EXERCISE DETAILS: Collect all lines from the records below that include the word "JSON".

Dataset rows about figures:
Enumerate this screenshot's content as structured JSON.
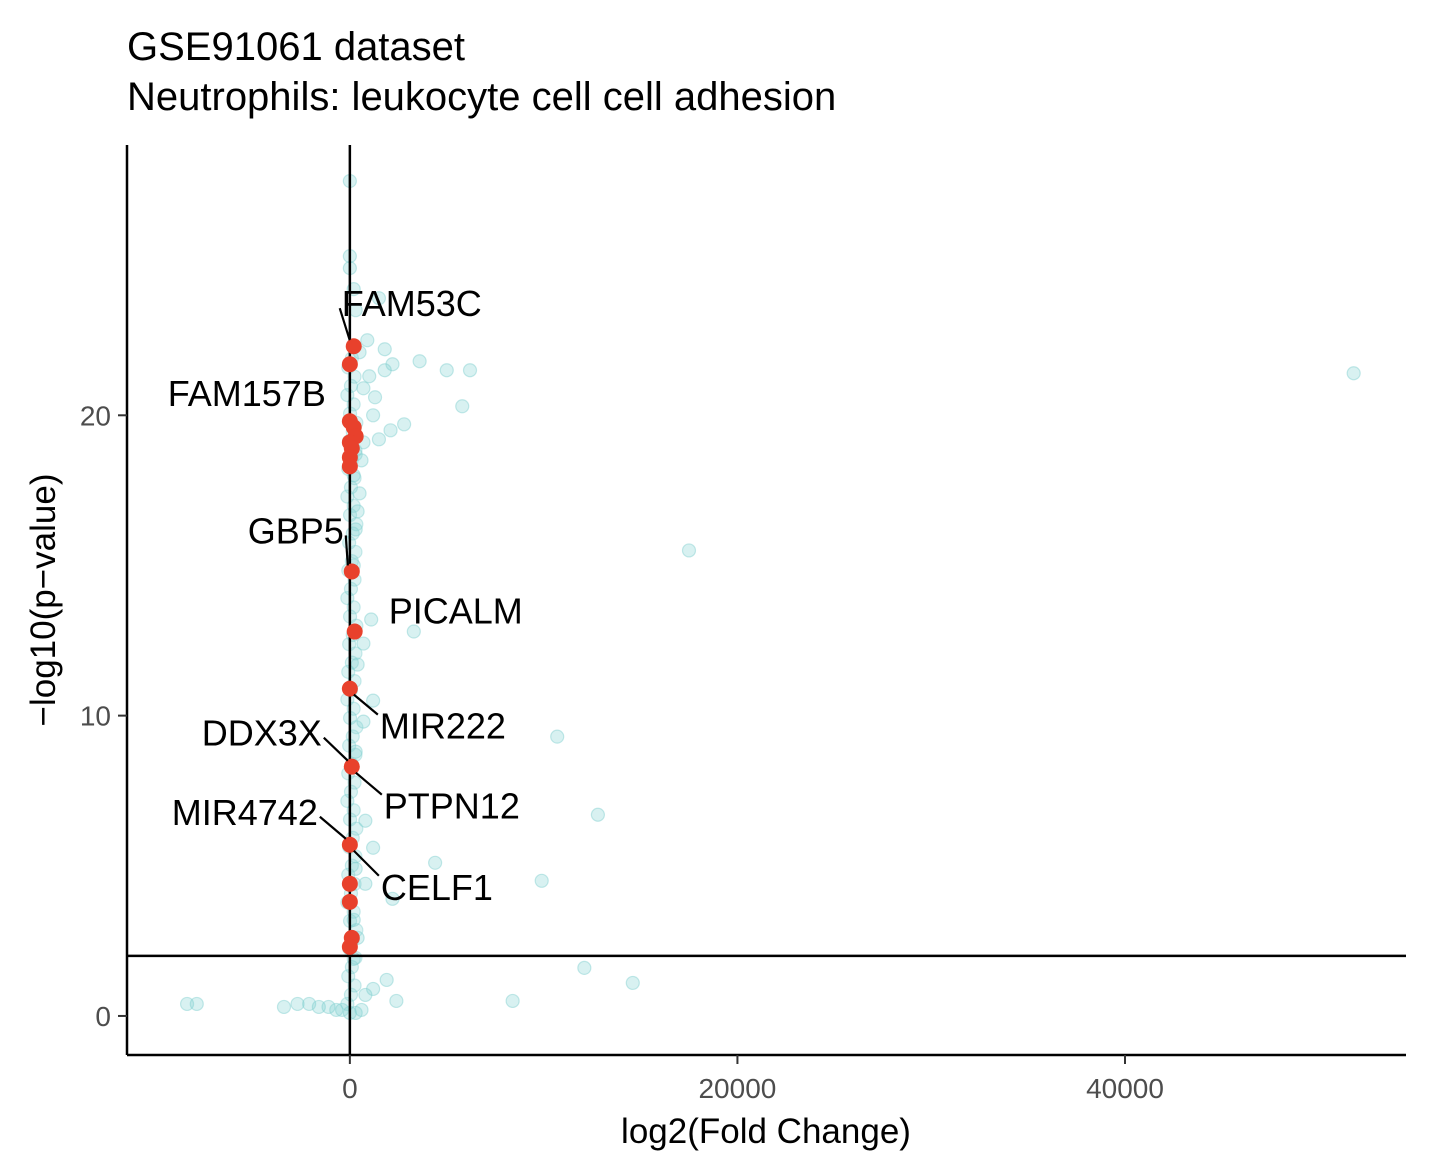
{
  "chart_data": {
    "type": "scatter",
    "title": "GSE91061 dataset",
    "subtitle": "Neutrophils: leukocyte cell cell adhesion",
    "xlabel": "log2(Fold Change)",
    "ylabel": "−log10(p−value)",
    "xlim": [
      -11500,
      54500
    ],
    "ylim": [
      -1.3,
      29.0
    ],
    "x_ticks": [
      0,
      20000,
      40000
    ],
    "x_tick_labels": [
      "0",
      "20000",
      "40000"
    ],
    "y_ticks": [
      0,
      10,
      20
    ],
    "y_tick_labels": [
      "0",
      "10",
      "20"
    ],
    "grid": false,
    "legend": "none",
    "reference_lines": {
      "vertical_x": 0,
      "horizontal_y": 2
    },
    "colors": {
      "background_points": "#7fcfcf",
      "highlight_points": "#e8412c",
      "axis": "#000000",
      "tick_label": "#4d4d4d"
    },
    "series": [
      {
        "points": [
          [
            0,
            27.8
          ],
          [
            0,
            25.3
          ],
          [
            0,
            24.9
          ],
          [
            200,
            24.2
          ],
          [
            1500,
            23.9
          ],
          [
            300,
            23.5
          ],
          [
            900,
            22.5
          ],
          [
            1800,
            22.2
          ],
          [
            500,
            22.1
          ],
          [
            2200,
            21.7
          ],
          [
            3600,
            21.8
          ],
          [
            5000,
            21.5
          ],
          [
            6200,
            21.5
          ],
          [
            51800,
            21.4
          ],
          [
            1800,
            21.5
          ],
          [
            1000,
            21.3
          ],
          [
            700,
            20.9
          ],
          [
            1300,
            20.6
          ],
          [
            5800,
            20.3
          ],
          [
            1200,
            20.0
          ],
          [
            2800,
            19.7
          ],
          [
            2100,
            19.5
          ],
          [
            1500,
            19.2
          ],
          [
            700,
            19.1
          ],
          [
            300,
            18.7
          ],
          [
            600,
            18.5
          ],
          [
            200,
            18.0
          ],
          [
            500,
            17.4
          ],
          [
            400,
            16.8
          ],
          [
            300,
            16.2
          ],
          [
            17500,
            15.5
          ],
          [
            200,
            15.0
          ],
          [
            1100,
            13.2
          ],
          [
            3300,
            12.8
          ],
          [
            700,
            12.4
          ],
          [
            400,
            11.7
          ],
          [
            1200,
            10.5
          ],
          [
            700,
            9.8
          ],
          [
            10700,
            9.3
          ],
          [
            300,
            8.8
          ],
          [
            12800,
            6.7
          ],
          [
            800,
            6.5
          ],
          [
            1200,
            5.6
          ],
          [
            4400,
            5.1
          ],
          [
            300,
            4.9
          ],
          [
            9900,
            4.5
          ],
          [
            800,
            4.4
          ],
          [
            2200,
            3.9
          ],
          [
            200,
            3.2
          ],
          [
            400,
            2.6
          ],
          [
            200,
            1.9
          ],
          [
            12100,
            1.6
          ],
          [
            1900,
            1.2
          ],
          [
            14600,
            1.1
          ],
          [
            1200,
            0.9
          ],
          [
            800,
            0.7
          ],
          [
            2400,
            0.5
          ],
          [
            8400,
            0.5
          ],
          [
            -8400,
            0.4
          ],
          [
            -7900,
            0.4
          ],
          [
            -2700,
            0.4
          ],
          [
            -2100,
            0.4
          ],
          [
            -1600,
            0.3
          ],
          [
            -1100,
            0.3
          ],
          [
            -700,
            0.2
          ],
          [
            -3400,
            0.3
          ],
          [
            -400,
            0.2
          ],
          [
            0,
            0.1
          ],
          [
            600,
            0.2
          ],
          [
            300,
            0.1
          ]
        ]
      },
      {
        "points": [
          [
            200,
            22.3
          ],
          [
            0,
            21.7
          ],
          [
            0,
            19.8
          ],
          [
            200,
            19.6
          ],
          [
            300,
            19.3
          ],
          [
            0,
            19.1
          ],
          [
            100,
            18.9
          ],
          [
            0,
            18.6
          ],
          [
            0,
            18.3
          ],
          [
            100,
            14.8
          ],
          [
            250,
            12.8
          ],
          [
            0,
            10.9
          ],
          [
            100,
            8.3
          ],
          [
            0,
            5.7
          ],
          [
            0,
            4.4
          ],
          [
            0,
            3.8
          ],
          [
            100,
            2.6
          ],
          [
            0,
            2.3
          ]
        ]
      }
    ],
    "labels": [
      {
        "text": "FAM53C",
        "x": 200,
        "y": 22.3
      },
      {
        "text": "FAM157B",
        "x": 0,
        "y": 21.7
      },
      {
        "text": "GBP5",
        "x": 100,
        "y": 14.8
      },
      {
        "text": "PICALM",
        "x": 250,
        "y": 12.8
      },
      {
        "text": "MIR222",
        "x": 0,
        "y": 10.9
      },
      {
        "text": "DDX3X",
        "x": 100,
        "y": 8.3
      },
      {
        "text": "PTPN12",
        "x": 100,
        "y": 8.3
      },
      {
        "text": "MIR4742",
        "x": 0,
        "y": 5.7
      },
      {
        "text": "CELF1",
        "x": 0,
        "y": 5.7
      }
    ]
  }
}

---

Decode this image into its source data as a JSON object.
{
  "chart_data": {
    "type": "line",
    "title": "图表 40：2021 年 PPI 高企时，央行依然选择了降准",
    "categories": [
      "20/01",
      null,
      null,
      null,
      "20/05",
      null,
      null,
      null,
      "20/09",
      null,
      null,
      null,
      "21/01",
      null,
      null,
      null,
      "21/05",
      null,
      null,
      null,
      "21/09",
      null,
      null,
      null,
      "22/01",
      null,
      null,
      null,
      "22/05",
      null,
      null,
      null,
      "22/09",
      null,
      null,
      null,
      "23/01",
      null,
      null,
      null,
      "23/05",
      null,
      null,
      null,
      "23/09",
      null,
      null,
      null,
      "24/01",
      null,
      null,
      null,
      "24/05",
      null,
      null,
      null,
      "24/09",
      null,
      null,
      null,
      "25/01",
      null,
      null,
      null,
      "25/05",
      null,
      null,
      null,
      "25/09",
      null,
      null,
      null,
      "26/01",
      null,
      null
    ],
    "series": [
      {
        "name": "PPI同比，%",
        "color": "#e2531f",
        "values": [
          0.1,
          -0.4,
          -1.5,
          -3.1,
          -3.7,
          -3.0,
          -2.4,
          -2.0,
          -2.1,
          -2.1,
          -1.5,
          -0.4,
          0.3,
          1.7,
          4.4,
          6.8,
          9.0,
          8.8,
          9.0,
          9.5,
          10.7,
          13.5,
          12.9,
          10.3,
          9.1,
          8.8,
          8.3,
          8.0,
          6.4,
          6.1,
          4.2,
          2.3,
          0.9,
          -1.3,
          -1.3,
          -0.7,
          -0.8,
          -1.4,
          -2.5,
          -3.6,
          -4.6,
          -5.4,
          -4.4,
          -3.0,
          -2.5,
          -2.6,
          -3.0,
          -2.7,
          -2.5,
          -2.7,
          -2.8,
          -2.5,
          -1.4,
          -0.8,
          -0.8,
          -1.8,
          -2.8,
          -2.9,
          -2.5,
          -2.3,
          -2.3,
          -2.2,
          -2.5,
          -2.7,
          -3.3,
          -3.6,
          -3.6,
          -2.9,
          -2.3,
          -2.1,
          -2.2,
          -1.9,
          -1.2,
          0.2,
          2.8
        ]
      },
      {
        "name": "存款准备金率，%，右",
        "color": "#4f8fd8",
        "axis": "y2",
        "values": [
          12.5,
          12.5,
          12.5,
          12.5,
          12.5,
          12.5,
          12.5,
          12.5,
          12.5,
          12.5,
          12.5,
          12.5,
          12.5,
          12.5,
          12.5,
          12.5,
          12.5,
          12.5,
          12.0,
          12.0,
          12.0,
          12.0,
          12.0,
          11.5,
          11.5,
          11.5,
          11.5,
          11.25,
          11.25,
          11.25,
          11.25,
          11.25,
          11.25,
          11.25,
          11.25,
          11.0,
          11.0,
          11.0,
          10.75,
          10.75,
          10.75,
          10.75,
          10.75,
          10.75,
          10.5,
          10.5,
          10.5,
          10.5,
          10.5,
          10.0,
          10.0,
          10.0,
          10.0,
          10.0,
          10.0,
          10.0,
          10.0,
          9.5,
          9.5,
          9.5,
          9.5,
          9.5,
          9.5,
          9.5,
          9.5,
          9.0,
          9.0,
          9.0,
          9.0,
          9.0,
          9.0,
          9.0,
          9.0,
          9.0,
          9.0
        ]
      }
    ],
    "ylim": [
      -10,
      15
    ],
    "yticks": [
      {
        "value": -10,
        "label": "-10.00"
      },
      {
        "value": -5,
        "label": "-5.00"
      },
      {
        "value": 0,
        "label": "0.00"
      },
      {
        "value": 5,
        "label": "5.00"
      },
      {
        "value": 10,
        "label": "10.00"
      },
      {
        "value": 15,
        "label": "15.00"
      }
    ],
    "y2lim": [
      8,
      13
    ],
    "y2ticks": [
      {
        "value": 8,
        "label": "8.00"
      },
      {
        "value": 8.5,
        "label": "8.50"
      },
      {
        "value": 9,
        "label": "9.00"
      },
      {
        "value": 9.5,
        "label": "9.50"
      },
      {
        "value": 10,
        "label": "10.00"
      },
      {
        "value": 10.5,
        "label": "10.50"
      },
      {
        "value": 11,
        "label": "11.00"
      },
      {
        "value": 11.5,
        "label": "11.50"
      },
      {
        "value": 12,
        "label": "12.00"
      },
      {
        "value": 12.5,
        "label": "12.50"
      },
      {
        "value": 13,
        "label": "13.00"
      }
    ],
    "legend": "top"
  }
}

OUTPUT FOR THIS EXERCISE:
Enumerate this screenshot's content as structured JSON.
Decode this image into its source data as a JSON object.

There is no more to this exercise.